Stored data

::::::::::

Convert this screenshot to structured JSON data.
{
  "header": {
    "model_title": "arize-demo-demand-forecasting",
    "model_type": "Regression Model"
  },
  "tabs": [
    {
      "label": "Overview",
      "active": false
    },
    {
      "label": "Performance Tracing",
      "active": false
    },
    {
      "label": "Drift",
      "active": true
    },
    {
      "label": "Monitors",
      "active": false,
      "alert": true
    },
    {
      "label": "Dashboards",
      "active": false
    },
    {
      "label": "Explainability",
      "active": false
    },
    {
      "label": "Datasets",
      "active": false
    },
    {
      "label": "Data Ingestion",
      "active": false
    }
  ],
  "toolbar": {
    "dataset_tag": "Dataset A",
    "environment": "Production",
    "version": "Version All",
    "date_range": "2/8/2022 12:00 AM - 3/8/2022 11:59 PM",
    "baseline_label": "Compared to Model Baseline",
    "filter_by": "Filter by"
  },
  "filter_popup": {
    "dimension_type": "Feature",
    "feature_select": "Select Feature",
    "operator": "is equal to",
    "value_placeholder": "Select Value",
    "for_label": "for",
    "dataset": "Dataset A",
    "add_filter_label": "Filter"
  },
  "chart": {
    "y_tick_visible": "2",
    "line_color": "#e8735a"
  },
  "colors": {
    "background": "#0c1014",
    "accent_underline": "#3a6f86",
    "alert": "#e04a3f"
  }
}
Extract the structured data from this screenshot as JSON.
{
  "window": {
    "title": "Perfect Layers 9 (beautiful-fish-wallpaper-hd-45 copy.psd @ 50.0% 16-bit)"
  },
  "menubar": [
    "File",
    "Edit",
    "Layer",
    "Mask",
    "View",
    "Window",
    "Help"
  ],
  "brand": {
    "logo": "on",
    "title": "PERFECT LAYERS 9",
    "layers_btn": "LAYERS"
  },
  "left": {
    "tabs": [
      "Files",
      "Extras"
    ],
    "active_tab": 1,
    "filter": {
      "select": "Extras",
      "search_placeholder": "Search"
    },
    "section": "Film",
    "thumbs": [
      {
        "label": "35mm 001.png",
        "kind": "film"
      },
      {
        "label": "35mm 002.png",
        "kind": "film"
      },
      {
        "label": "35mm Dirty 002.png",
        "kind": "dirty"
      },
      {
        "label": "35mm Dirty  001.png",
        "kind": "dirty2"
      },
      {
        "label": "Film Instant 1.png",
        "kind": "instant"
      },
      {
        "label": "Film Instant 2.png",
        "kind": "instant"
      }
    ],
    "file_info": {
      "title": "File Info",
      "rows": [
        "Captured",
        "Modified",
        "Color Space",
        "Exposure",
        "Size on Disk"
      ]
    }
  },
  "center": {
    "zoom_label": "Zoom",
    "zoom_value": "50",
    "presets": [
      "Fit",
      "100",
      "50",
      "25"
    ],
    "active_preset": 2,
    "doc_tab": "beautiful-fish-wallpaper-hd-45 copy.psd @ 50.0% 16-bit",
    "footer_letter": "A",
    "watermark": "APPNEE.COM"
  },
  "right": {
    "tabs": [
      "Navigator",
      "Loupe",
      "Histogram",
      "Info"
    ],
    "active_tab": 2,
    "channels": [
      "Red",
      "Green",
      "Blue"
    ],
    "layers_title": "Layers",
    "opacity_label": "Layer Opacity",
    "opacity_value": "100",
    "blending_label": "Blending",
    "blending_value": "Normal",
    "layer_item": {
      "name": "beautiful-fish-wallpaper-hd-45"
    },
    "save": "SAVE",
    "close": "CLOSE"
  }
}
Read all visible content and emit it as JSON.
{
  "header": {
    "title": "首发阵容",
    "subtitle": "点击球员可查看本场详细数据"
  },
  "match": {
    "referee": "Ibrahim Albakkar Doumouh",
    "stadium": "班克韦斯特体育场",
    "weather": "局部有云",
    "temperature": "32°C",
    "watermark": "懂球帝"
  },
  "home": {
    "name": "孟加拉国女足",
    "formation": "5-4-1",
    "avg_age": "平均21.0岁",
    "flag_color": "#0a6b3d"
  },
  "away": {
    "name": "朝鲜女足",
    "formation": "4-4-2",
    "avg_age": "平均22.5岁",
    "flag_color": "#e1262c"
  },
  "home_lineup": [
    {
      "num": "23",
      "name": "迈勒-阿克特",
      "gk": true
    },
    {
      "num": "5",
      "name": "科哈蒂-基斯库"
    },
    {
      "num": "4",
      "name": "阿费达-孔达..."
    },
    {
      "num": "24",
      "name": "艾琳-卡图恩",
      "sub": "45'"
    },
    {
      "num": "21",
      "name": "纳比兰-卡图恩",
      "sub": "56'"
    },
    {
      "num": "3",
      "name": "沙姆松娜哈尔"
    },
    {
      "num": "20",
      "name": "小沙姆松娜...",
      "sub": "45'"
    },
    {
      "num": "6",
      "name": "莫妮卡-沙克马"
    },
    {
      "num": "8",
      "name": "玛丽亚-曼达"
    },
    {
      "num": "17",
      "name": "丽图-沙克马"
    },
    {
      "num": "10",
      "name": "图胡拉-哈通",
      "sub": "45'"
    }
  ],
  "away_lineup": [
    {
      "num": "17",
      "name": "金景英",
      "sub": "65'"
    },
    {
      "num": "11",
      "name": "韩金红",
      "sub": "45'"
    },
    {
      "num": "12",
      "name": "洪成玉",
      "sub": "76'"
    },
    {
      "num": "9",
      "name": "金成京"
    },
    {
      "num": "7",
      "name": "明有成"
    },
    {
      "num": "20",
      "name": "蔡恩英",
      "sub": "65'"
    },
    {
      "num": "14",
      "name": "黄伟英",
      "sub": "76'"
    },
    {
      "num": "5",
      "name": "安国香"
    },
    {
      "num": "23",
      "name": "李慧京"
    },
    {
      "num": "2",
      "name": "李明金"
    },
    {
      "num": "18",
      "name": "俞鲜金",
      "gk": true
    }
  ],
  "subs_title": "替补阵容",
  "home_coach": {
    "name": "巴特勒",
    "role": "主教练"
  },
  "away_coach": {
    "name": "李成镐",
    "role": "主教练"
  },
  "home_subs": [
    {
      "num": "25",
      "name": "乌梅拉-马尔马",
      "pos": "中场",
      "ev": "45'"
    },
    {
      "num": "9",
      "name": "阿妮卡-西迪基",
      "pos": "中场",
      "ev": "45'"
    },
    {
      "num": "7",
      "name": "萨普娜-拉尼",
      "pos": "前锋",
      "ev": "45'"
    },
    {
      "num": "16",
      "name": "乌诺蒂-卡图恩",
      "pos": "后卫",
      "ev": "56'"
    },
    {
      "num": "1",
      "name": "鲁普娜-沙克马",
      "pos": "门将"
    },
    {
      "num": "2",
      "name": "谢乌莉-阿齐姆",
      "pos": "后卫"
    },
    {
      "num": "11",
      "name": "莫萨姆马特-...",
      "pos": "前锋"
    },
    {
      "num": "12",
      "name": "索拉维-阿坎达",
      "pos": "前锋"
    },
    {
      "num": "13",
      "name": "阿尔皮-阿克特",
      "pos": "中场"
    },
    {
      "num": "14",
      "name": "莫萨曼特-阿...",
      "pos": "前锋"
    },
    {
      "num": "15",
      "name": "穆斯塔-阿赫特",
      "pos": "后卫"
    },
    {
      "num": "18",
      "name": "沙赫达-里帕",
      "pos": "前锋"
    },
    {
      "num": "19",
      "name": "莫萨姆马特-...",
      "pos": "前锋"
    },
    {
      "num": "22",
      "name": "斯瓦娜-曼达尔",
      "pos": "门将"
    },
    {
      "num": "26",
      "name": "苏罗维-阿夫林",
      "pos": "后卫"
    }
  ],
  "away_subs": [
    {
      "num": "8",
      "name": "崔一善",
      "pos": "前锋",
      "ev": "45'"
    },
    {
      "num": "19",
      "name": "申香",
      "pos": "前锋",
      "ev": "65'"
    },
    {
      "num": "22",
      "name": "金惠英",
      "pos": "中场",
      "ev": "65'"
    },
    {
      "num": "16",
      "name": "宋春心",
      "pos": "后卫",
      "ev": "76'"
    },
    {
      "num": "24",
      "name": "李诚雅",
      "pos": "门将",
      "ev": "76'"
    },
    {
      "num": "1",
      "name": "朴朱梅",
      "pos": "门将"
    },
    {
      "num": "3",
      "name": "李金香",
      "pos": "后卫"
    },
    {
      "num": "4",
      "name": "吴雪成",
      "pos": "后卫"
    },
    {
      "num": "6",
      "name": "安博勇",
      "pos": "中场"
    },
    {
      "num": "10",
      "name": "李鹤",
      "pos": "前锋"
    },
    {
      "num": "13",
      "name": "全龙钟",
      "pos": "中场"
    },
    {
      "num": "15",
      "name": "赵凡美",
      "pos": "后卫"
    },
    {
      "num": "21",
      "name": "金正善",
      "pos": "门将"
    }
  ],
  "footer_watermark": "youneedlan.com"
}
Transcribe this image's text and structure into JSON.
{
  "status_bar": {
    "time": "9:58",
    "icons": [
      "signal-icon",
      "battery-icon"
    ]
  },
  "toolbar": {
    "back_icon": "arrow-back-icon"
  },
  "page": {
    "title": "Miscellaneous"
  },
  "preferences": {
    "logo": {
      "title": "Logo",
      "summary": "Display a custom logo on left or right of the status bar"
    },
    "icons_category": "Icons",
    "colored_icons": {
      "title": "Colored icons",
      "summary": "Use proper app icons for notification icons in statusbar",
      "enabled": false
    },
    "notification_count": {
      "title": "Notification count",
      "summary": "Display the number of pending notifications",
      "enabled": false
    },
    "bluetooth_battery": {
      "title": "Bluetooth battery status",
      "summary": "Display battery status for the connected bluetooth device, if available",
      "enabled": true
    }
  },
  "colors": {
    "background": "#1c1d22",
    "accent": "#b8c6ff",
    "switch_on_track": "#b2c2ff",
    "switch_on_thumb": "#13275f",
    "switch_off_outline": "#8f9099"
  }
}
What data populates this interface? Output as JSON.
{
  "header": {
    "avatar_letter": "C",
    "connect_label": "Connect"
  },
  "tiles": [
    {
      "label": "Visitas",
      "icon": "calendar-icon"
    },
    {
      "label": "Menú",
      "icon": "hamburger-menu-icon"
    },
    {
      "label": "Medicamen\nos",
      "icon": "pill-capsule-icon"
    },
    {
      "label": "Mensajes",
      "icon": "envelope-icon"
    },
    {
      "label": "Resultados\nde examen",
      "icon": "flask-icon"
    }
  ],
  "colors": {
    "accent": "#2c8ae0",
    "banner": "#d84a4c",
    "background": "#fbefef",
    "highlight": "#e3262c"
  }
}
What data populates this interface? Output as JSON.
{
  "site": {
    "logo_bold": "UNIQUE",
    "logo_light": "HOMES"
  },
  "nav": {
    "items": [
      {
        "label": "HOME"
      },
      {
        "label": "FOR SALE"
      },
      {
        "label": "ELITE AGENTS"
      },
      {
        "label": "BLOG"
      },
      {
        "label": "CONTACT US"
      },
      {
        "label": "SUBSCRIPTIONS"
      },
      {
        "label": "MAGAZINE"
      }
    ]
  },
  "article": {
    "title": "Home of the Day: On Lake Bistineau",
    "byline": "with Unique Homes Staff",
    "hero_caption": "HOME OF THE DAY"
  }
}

::::::::::

Report the count of lines in the entries that contain the string "Display", and nothing besides it.

- [Finished answer] 3